- Goal of the exercise
Give back exactly the lines running from the line with "Read this page and output its text content." to the end of the entries, and only those lines.

- Exercise input
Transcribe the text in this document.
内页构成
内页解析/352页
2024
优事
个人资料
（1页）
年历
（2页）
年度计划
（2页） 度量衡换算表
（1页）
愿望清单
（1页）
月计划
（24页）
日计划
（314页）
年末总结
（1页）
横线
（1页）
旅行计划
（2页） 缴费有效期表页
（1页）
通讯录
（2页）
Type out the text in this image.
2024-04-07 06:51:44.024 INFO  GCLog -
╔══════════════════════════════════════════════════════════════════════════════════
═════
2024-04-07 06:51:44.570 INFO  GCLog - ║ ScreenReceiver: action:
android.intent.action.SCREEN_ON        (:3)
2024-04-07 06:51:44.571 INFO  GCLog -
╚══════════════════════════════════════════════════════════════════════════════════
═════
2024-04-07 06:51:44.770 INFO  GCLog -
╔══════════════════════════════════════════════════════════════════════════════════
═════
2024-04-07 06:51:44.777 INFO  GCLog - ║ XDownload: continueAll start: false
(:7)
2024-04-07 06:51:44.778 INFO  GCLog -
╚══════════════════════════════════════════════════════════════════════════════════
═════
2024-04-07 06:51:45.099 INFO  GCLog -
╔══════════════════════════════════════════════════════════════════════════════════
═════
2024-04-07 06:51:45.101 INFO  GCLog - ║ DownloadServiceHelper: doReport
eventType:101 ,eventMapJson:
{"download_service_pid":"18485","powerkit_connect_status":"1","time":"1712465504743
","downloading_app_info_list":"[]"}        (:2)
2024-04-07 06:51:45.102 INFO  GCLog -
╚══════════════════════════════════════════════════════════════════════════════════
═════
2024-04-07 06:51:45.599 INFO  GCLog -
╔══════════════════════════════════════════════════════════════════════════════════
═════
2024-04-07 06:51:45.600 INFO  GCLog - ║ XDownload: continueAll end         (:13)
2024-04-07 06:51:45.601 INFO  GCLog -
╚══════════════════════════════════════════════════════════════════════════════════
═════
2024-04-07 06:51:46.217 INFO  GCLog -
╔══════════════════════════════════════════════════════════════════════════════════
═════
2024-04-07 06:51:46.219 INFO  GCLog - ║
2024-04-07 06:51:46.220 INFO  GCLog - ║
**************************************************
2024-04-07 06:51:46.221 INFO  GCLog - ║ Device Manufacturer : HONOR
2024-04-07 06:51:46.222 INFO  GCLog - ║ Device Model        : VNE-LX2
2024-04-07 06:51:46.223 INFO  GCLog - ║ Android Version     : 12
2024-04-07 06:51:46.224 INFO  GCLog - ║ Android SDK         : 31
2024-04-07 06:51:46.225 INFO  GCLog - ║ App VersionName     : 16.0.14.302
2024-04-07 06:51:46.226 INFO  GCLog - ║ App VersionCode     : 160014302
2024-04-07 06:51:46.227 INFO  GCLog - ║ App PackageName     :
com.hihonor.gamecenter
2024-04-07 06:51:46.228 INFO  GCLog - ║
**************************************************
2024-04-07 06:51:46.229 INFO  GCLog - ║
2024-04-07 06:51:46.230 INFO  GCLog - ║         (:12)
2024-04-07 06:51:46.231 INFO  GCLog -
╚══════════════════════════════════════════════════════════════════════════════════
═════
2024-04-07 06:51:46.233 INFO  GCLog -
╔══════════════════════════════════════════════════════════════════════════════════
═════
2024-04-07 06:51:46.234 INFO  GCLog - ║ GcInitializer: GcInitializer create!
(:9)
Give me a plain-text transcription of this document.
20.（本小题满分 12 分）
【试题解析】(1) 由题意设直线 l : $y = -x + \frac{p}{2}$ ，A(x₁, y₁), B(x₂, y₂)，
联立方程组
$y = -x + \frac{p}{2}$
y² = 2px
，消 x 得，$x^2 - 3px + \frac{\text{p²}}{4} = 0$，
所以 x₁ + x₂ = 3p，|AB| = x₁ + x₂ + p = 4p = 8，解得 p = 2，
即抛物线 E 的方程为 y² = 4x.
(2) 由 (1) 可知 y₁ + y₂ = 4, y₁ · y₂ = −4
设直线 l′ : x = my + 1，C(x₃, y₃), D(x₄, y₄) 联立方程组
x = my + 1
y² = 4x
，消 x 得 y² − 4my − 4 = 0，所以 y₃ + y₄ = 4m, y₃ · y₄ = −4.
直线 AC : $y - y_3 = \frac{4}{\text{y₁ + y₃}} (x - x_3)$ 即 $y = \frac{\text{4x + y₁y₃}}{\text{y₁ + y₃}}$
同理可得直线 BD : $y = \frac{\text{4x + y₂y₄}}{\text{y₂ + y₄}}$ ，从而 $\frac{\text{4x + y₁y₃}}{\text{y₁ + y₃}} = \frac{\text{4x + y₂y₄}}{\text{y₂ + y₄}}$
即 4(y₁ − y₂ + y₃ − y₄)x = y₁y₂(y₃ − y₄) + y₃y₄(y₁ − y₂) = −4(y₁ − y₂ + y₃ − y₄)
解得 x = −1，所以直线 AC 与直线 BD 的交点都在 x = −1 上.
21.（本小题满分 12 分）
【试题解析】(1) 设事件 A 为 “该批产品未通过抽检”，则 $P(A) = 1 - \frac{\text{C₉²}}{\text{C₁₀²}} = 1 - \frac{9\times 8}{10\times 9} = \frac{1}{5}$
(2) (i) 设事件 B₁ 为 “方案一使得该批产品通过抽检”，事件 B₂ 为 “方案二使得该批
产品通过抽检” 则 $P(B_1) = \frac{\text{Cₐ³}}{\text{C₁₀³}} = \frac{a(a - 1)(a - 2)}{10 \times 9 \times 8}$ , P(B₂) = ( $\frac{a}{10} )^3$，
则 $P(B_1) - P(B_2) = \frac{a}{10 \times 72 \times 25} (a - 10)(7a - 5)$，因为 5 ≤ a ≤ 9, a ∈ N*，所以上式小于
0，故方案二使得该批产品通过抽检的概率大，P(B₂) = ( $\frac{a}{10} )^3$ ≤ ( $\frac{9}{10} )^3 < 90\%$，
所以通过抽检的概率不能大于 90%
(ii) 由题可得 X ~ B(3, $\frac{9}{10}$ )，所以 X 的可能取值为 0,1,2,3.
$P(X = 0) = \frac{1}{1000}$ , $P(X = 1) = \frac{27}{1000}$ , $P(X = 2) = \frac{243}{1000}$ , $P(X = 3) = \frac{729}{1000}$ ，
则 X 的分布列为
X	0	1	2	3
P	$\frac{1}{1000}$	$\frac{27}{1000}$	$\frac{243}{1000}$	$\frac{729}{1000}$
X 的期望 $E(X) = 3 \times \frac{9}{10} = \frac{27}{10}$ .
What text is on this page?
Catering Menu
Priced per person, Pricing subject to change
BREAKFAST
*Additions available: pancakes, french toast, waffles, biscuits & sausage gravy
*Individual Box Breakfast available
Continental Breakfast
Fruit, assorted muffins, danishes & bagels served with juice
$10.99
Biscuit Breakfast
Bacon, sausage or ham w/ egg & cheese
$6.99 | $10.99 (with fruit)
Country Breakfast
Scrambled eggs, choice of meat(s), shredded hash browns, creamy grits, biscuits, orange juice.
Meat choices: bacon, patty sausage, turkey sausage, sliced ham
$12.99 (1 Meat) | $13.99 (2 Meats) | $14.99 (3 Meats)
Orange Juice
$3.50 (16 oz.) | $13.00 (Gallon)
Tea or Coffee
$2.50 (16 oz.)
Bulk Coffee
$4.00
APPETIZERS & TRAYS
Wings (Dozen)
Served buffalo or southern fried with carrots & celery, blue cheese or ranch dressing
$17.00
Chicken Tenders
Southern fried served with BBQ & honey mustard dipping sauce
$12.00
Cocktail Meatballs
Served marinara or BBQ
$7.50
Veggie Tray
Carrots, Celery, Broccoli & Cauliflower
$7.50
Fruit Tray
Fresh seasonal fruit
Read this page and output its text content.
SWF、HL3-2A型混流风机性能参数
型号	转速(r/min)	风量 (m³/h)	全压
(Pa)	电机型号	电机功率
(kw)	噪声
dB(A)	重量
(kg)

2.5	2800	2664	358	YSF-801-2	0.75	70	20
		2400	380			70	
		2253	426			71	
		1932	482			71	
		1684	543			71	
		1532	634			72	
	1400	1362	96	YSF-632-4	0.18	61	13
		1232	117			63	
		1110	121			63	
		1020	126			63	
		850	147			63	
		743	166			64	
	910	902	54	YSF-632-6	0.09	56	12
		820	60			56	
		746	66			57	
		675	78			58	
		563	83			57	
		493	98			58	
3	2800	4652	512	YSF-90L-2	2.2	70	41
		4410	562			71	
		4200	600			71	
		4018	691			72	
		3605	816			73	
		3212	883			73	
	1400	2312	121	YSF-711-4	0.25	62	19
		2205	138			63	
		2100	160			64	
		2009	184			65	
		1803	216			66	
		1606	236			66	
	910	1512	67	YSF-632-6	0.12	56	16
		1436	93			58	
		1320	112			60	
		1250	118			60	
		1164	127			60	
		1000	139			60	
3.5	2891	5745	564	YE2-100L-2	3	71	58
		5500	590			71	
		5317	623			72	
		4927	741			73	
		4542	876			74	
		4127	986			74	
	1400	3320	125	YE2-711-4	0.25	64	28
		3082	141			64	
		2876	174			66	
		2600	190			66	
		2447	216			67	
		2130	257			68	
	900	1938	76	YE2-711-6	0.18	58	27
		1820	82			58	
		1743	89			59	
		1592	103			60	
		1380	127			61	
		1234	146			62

- Reply to the exercise
Read this page and output its text content.
SWF、HL3-2A型混流风机性能参数
型号	转速(r/min)	风量 (m³/h)	全压
(Pa)	电机型号	电机功率
(kw)	噪声
dB(A)	重量
(kg)

2.5	2800	2664	358	YSF-801-2	0.75	70	20
		2400	380			70	
		2253	426			71	
		1932	482			71	
		1684	543			71	
		1532	634			72	
	1400	1362	96	YSF-632-4	0.18	61	13
		1232	117			63	
		1110	121			63	
		1020	126			63	
		850	147			63	
		743	166			64	
	910	902	54	YSF-632-6	0.09	56	12
		820	60			56	
		746	66			57	
		675	78			58	
		563	83			57	
		493	98			58	
3	2800	4652	512	YSF-90L-2	2.2	70	41
		4410	562			71	
		4200	600			71	
		4018	691			72	
		3605	816			73	
		3212	883			73	
	1400	2312	121	YSF-711-4	0.25	62	19
		2205	138			63	
		2100	160			64	
		2009	184			65	
		1803	216			66	
		1606	236			66	
	910	1512	67	YSF-632-6	0.12	56	16
		1436	93			58	
		1320	112			60	
		1250	118			60	
		1164	127			60	
		1000	139			60	
3.5	2891	5745	564	YE2-100L-2	3	71	58
		5500	590			71	
		5317	623			72	
		4927	741			73	
		4542	876			74	
		4127	986			74	
	1400	3320	125	YE2-711-4	0.25	64	28
		3082	141			64	
		2876	174			66	
		2600	190			66	
		2447	216			67	
		2130	257			68	
	900	1938	76	YE2-711-6	0.18	58	27
		1820	82			58	
		1743	89			59	
		1592	103			60	
		1380	127			61	
		1234	146			62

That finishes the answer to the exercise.